» **Task requirements**:
Reproduce the listing below verbatim.

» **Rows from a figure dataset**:
•••••

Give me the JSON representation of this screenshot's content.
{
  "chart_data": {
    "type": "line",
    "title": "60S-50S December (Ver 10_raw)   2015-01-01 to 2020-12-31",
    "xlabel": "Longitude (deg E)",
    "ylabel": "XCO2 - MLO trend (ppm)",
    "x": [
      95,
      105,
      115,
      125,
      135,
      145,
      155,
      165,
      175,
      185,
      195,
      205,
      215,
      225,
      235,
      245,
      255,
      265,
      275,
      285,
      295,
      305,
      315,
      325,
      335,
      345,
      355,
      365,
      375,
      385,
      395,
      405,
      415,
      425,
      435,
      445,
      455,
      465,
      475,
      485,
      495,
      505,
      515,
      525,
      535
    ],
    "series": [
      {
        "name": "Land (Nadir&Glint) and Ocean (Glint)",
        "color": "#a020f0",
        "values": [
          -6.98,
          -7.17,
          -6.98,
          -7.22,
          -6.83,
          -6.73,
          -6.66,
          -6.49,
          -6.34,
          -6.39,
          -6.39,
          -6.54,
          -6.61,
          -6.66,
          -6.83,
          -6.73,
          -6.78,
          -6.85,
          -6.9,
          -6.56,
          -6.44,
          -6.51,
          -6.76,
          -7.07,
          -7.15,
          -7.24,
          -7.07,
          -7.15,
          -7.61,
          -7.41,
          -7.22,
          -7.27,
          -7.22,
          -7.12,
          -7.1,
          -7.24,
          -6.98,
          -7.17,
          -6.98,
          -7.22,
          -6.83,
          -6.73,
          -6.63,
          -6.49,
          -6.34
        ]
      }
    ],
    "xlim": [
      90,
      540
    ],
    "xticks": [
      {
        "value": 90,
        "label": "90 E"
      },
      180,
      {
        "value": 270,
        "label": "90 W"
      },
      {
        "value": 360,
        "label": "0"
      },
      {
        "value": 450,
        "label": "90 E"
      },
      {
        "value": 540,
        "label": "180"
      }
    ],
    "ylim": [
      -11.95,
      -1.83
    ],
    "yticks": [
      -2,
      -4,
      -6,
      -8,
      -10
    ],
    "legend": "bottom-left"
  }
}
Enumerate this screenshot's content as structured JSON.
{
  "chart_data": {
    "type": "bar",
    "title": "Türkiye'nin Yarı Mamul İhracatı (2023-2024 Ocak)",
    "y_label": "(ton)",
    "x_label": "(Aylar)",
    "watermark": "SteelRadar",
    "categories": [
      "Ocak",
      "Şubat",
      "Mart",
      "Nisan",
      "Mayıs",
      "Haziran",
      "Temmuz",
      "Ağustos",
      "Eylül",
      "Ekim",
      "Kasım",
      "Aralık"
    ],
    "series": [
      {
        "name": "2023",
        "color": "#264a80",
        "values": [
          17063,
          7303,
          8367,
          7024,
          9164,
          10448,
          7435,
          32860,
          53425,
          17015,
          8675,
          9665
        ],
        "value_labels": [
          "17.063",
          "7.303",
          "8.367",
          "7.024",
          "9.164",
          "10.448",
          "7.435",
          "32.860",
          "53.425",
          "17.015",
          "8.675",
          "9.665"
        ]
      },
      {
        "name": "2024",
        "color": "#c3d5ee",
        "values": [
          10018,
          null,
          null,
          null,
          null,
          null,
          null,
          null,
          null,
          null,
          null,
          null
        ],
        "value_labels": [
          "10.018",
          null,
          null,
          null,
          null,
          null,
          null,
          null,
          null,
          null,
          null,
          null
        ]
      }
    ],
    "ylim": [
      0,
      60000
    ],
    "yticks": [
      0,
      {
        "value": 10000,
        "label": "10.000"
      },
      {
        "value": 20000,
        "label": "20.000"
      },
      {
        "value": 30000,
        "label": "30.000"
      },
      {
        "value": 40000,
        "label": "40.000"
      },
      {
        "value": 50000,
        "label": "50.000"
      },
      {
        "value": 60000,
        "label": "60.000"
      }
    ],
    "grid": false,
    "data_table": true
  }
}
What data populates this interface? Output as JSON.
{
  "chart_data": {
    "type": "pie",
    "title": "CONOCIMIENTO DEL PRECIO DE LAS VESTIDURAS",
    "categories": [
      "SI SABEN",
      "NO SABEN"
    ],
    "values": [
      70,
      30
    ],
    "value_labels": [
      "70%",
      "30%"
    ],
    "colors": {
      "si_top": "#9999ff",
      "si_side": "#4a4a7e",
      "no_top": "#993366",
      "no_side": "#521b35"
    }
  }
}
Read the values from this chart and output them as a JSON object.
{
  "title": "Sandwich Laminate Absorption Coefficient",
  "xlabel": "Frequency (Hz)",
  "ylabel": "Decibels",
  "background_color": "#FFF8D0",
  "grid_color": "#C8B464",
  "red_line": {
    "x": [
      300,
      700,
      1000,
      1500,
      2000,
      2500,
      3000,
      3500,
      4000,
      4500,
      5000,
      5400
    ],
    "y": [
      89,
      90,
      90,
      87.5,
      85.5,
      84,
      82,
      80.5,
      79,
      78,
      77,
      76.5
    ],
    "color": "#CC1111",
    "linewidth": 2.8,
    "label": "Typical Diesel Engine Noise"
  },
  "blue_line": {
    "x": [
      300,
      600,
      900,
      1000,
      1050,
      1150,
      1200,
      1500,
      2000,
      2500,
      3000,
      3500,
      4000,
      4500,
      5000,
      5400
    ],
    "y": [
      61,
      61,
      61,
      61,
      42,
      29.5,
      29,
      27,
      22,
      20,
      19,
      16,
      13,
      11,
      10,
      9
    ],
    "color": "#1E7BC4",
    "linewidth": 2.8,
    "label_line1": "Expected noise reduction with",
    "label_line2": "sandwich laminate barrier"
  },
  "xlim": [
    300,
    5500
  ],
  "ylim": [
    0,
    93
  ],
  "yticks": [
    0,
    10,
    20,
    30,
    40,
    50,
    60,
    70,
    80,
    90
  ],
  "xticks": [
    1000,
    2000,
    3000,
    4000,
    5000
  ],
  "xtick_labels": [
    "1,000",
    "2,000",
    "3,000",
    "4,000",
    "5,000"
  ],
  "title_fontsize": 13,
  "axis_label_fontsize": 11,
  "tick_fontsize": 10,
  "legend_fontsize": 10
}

•••••

» **Written answer**:
Give me the JSON representation of this screenshot's content.
{
  "chart_data": {
    "type": "line",
    "title": "60S-50S December (Ver 10_raw)   2015-01-01 to 2020-12-31",
    "xlabel": "Longitude (deg E)",
    "ylabel": "XCO2 - MLO trend (ppm)",
    "x": [
      95,
      105,
      115,
      125,
      135,
      145,
      155,
      165,
      175,
      185,
      195,
      205,
      215,
      225,
      235,
      245,
      255,
      265,
      275,
      285,
      295,
      305,
      315,
      325,
      335,
      345,
      355,
      365,
      375,
      385,
      395,
      405,
      415,
      425,
      435,
      445,
      455,
      465,
      475,
      485,
      495,
      505,
      515,
      525,
      535
    ],
    "series": [
      {
        "name": "Land (Nadir&Glint) and Ocean (Glint)",
        "color": "#a020f0",
        "values": [
          -6.98,
          -7.17,
          -6.98,
          -7.22,
          -6.83,
          -6.73,
          -6.66,
          -6.49,
          -6.34,
          -6.39,
          -6.39,
          -6.54,
          -6.61,
          -6.66,
          -6.83,
          -6.73,
          -6.78,
          -6.85,
          -6.9,
          -6.56,
          -6.44,
          -6.51,
          -6.76,
          -7.07,
          -7.15,
          -7.24,
          -7.07,
          -7.15,
          -7.61,
          -7.41,
          -7.22,
          -7.27,
          -7.22,
          -7.12,
          -7.1,
          -7.24,
          -6.98,
          -7.17,
          -6.98,
          -7.22,
          -6.83,
          -6.73,
          -6.63,
          -6.49,
          -6.34
        ]
      }
    ],
    "xlim": [
      90,
      540
    ],
    "xticks": [
      {
        "value": 90,
        "label": "90 E"
      },
      180,
      {
        "value": 270,
        "label": "90 W"
      },
      {
        "value": 360,
        "label": "0"
      },
      {
        "value": 450,
        "label": "90 E"
      },
      {
        "value": 540,
        "label": "180"
      }
    ],
    "ylim": [
      -11.95,
      -1.83
    ],
    "yticks": [
      -2,
      -4,
      -6,
      -8,
      -10
    ],
    "legend": "bottom-left"
  }
}
Enumerate this screenshot's content as structured JSON.
{
  "chart_data": {
    "type": "bar",
    "title": "Türkiye'nin Yarı Mamul İhracatı (2023-2024 Ocak)",
    "y_label": "(ton)",
    "x_label": "(Aylar)",
    "watermark": "SteelRadar",
    "categories": [
      "Ocak",
      "Şubat",
      "Mart",
      "Nisan",
      "Mayıs",
      "Haziran",
      "Temmuz",
      "Ağustos",
      "Eylül",
      "Ekim",
      "Kasım",
      "Aralık"
    ],
    "series": [
      {
        "name": "2023",
        "color": "#264a80",
        "values": [
          17063,
          7303,
          8367,
          7024,
          9164,
          10448,
          7435,
          32860,
          53425,
          17015,
          8675,
          9665
        ],
        "value_labels": [
          "17.063",
          "7.303",
          "8.367",
          "7.024",
          "9.164",
          "10.448",
          "7.435",
          "32.860",
          "53.425",
          "17.015",
          "8.675",
          "9.665"
        ]
      },
      {
        "name": "2024",
        "color": "#c3d5ee",
        "values": [
          10018,
          null,
          null,
          null,
          null,
          null,
          null,
          null,
          null,
          null,
          null,
          null
        ],
        "value_labels": [
          "10.018",
          null,
          null,
          null,
          null,
          null,
          null,
          null,
          null,
          null,
          null,
          null
        ]
      }
    ],
    "ylim": [
      0,
      60000
    ],
    "yticks": [
      0,
      {
        "value": 10000,
        "label": "10.000"
      },
      {
        "value": 20000,
        "label": "20.000"
      },
      {
        "value": 30000,
        "label": "30.000"
      },
      {
        "value": 40000,
        "label": "40.000"
      },
      {
        "value": 50000,
        "label": "50.000"
      },
      {
        "value": 60000,
        "label": "60.000"
      }
    ],
    "grid": false,
    "data_table": true
  }
}
What data populates this interface? Output as JSON.
{
  "chart_data": {
    "type": "pie",
    "title": "CONOCIMIENTO DEL PRECIO DE LAS VESTIDURAS",
    "categories": [
      "SI SABEN",
      "NO SABEN"
    ],
    "values": [
      70,
      30
    ],
    "value_labels": [
      "70%",
      "30%"
    ],
    "colors": {
      "si_top": "#9999ff",
      "si_side": "#4a4a7e",
      "no_top": "#993366",
      "no_side": "#521b35"
    }
  }
}
Read the values from this chart and output them as a JSON object.
{
  "title": "Sandwich Laminate Absorption Coefficient",
  "xlabel": "Frequency (Hz)",
  "ylabel": "Decibels",
  "background_color": "#FFF8D0",
  "grid_color": "#C8B464",
  "red_line": {
    "x": [
      300,
      700,
      1000,
      1500,
      2000,
      2500,
      3000,
      3500,
      4000,
      4500,
      5000,
      5400
    ],
    "y": [
      89,
      90,
      90,
      87.5,
      85.5,
      84,
      82,
      80.5,
      79,
      78,
      77,
      76.5
    ],
    "color": "#CC1111",
    "linewidth": 2.8,
    "label": "Typical Diesel Engine Noise"
  },
  "blue_line": {
    "x": [
      300,
      600,
      900,
      1000,
      1050,
      1150,
      1200,
      1500,
      2000,
      2500,
      3000,
      3500,
      4000,
      4500,
      5000,
      5400
    ],
    "y": [
      61,
      61,
      61,
      61,
      42,
      29.5,
      29,
      27,
      22,
      20,
      19,
      16,
      13,
      11,
      10,
      9
    ],
    "color": "#1E7BC4",
    "linewidth": 2.8,
    "label_line1": "Expected noise reduction with",
    "label_line2": "sandwich laminate barrier"
  },
  "xlim": [
    300,
    5500
  ],
  "ylim": [
    0,
    93
  ],
  "yticks": [
    0,
    10,
    20,
    30,
    40,
    50,
    60,
    70,
    80,
    90
  ],
  "xticks": [
    1000,
    2000,
    3000,
    4000,
    5000
  ],
  "xtick_labels": [
    "1,000",
    "2,000",
    "3,000",
    "4,000",
    "5,000"
  ],
  "title_fontsize": 13,
  "axis_label_fontsize": 11,
  "tick_fontsize": 10,
  "legend_fontsize": 10
}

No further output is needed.